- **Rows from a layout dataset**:
---*---
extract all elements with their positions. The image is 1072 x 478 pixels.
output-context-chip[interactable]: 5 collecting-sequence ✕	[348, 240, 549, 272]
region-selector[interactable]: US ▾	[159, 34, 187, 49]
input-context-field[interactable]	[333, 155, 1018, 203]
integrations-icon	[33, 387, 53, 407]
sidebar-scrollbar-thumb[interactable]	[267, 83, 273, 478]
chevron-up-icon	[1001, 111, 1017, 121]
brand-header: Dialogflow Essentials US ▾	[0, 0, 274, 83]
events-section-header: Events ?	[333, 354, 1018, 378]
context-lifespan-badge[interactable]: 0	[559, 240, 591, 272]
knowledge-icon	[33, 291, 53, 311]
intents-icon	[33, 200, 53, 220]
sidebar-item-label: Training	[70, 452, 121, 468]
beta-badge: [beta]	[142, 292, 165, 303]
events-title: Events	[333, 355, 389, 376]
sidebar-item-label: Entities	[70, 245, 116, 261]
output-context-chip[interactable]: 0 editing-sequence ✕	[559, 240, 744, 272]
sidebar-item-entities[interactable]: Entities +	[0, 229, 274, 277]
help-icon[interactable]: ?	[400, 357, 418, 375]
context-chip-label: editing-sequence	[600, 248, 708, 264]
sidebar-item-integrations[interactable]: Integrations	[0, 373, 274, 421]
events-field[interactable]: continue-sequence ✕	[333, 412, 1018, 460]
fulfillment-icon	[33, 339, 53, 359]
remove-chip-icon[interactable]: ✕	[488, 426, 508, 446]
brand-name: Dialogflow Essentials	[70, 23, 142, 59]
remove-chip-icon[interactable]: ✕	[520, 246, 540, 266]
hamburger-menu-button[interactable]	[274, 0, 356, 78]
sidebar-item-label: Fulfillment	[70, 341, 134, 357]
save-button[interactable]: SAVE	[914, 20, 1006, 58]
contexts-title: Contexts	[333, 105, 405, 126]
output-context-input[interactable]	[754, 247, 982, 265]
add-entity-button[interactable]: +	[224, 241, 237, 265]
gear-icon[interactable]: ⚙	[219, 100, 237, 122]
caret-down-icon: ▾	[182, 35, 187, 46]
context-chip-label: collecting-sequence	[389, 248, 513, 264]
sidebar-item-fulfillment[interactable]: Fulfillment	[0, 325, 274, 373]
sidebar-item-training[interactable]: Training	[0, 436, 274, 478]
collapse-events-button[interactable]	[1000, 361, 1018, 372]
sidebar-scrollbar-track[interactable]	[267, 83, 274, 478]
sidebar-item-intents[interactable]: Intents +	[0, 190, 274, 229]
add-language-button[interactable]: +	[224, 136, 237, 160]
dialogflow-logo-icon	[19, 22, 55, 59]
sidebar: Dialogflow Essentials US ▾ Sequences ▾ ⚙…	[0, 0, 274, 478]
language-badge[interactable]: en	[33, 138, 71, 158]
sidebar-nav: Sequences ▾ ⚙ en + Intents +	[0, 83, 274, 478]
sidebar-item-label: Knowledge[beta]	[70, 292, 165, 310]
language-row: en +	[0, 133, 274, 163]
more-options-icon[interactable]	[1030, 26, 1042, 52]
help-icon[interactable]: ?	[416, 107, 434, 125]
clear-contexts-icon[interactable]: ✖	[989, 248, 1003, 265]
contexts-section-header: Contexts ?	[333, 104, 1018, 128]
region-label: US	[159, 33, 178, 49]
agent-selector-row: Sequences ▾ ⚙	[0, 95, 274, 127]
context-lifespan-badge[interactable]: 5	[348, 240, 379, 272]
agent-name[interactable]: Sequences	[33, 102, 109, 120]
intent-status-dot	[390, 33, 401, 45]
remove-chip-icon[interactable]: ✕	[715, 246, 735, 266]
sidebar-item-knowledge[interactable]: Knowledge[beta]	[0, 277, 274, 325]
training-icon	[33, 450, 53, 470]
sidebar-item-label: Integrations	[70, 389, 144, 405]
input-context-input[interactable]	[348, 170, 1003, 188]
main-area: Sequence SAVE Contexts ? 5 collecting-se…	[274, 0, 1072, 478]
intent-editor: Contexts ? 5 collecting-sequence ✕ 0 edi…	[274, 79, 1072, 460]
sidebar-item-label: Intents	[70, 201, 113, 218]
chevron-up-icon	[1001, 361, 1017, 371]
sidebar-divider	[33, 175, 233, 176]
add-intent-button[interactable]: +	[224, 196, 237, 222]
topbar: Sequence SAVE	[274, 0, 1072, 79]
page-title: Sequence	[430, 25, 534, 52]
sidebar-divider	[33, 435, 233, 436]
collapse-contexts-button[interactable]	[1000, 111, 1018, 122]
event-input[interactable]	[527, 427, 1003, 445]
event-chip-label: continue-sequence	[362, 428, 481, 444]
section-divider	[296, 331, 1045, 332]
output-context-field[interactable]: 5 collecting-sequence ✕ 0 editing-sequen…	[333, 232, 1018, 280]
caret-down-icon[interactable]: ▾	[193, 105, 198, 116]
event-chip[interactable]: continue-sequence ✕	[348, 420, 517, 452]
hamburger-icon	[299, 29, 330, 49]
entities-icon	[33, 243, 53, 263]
---*---
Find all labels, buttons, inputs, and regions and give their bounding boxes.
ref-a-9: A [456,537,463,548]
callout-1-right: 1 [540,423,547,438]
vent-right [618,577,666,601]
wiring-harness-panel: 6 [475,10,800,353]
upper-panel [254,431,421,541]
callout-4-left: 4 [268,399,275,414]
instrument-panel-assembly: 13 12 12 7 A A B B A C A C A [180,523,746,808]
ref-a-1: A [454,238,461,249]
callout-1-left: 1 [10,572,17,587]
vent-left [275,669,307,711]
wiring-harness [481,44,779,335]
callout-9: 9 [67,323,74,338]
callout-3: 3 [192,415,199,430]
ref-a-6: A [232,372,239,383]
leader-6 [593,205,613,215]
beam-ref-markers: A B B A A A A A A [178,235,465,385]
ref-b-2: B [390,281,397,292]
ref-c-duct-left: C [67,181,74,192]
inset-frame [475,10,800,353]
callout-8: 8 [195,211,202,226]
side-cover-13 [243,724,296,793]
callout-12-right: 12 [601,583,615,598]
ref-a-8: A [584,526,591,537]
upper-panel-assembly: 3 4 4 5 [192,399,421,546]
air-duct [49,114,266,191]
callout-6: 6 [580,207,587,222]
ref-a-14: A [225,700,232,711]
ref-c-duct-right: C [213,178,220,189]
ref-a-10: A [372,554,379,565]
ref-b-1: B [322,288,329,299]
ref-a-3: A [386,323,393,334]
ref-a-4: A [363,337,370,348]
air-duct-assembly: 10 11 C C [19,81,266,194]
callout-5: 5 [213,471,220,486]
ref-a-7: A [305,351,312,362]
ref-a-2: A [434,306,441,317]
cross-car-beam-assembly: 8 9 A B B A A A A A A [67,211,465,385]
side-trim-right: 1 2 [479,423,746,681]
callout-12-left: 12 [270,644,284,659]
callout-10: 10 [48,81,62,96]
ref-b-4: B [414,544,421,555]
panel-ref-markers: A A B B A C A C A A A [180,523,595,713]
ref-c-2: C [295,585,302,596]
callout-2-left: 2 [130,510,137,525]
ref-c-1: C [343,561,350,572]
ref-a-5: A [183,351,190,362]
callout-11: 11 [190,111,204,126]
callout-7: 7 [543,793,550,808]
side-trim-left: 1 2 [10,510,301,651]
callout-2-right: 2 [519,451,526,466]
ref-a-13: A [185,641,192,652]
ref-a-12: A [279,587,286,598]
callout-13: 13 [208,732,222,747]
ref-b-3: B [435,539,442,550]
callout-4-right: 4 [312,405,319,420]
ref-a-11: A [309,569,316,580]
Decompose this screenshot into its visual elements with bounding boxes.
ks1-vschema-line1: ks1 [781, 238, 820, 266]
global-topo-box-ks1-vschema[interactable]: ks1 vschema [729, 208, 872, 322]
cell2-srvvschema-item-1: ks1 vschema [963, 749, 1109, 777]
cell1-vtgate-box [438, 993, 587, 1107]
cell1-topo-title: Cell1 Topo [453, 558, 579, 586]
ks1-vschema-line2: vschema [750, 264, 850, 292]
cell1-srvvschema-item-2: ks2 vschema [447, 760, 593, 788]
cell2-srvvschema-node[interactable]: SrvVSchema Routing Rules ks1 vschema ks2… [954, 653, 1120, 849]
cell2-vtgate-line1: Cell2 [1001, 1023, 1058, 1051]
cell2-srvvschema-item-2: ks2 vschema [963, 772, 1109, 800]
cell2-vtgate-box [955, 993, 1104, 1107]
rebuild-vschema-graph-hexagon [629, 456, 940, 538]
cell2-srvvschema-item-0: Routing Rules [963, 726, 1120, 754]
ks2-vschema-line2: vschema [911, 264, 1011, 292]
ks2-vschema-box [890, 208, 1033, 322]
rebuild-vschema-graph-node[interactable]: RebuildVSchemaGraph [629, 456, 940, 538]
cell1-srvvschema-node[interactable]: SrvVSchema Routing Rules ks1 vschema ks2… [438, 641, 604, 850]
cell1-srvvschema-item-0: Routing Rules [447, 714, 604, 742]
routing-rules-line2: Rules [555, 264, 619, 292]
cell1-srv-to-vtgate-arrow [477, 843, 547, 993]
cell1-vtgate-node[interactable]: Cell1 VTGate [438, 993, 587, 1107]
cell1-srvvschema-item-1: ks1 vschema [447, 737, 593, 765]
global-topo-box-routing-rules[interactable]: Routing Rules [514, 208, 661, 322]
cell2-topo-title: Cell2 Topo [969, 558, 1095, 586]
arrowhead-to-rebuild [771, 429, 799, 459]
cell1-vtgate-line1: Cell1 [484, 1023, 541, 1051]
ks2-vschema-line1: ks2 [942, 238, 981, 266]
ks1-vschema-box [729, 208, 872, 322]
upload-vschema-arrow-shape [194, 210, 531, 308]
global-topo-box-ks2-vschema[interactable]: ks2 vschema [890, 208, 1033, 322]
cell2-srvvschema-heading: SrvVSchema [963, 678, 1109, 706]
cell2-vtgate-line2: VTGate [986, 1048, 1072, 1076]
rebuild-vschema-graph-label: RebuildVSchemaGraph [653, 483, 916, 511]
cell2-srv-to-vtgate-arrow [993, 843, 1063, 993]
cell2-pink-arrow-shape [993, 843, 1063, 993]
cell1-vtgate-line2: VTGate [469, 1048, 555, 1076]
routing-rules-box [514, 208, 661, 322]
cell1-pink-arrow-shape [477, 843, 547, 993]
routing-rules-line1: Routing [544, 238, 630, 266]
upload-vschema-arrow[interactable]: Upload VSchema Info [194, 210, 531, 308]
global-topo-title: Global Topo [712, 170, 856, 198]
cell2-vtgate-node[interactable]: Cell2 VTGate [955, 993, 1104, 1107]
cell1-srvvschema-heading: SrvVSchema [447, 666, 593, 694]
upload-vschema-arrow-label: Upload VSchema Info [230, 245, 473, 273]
---*---
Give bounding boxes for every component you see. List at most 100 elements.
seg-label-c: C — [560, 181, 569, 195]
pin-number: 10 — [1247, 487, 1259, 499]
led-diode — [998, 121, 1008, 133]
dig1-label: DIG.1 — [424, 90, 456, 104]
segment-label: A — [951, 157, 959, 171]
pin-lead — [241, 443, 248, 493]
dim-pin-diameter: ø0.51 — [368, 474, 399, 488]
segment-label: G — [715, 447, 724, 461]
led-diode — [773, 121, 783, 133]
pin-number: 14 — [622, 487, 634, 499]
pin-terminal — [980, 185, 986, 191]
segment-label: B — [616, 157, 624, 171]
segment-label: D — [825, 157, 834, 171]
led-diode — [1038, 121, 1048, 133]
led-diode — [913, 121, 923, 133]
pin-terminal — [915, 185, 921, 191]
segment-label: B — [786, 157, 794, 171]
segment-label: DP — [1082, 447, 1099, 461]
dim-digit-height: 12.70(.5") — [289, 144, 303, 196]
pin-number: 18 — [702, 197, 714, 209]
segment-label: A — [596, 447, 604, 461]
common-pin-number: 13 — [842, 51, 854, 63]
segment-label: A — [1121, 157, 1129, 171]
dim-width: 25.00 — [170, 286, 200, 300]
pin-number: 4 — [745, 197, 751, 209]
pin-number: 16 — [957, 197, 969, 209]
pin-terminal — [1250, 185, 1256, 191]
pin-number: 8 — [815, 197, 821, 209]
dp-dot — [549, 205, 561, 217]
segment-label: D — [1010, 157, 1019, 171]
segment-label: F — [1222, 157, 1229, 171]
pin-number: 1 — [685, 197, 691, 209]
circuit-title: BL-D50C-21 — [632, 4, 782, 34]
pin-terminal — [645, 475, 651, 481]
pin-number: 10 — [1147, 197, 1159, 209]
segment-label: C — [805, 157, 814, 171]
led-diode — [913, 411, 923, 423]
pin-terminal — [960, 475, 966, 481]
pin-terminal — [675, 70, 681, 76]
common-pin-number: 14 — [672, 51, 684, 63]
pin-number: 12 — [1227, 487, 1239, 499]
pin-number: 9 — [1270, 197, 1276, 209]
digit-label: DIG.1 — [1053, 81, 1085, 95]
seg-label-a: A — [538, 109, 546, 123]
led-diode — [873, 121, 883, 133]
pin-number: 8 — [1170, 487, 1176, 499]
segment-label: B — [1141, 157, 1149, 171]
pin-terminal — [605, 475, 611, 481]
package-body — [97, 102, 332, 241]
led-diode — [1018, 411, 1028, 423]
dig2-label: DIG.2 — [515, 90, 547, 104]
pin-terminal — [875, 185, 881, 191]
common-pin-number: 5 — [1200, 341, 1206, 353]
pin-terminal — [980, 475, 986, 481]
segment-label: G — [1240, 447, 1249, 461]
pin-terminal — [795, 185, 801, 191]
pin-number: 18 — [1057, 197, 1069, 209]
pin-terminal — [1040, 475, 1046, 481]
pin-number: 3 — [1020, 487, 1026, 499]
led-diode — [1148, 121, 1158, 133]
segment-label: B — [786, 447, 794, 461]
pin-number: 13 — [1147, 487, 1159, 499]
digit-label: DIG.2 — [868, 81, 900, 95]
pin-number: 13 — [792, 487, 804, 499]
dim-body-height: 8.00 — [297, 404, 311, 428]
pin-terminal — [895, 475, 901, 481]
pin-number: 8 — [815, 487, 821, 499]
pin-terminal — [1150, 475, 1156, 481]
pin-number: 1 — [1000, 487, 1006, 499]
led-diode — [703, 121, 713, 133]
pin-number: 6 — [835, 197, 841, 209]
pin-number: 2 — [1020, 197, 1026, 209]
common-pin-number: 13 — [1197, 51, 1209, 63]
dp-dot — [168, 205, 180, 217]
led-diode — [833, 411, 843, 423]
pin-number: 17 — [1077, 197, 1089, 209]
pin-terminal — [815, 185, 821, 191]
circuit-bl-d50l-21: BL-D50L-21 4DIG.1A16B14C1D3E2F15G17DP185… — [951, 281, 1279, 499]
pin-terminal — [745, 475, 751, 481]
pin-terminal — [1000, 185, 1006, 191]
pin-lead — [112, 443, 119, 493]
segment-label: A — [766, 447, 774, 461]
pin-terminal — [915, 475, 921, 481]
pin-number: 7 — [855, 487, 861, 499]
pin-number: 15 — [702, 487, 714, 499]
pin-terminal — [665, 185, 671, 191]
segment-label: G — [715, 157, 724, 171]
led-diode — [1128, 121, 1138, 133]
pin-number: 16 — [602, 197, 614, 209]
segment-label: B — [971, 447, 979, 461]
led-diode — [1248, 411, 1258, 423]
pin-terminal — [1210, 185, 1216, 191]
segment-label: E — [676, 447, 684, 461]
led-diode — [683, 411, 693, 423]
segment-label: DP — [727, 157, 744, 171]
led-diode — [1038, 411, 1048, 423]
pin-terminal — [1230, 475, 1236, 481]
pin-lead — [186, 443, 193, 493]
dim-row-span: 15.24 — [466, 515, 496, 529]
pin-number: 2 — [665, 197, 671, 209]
---*---
- **WRITTEN PROBLEM**:
Put the entries from the line with "extract all elements" to the line with "245, 116, 261]", inclusive, into a JSON list of strings with one string per line, omitting blank lines.

- **TASK RESPONSE**:
[
  "extract all elements with their positions. The image is 1072 x 478 pixels.",
  "output-context-chip[interactable]: 5 collecting-sequence ✕\t[348, 240, 549, 272]",
  "region-selector[interactable]: US ▾\t[159, 34, 187, 49]",
  "input-context-field[interactable]\t[333, 155, 1018, 203]",
  "integrations-icon\t[33, 387, 53, 407]",
  "sidebar-scrollbar-thumb[interactable]\t[267, 83, 273, 478]",
  "chevron-up-icon\t[1001, 111, 1017, 121]",
  "brand-header: Dialogflow Essentials US ▾\t[0, 0, 274, 83]",
  "events-section-header: Events ?\t[333, 354, 1018, 378]",
  "context-lifespan-badge[interactable]: 0\t[559, 240, 591, 272]",
  "knowledge-icon\t[33, 291, 53, 311]",
  "intents-icon\t[33, 200, 53, 220]",
  "sidebar-item-label: Training\t[70, 452, 121, 468]",
  "beta-badge: [beta]\t[142, 292, 165, 303]",
  "events-title: Events\t[333, 355, 389, 376]",
  "sidebar-item-label: Entities\t[70, 245, 116, 261]"
]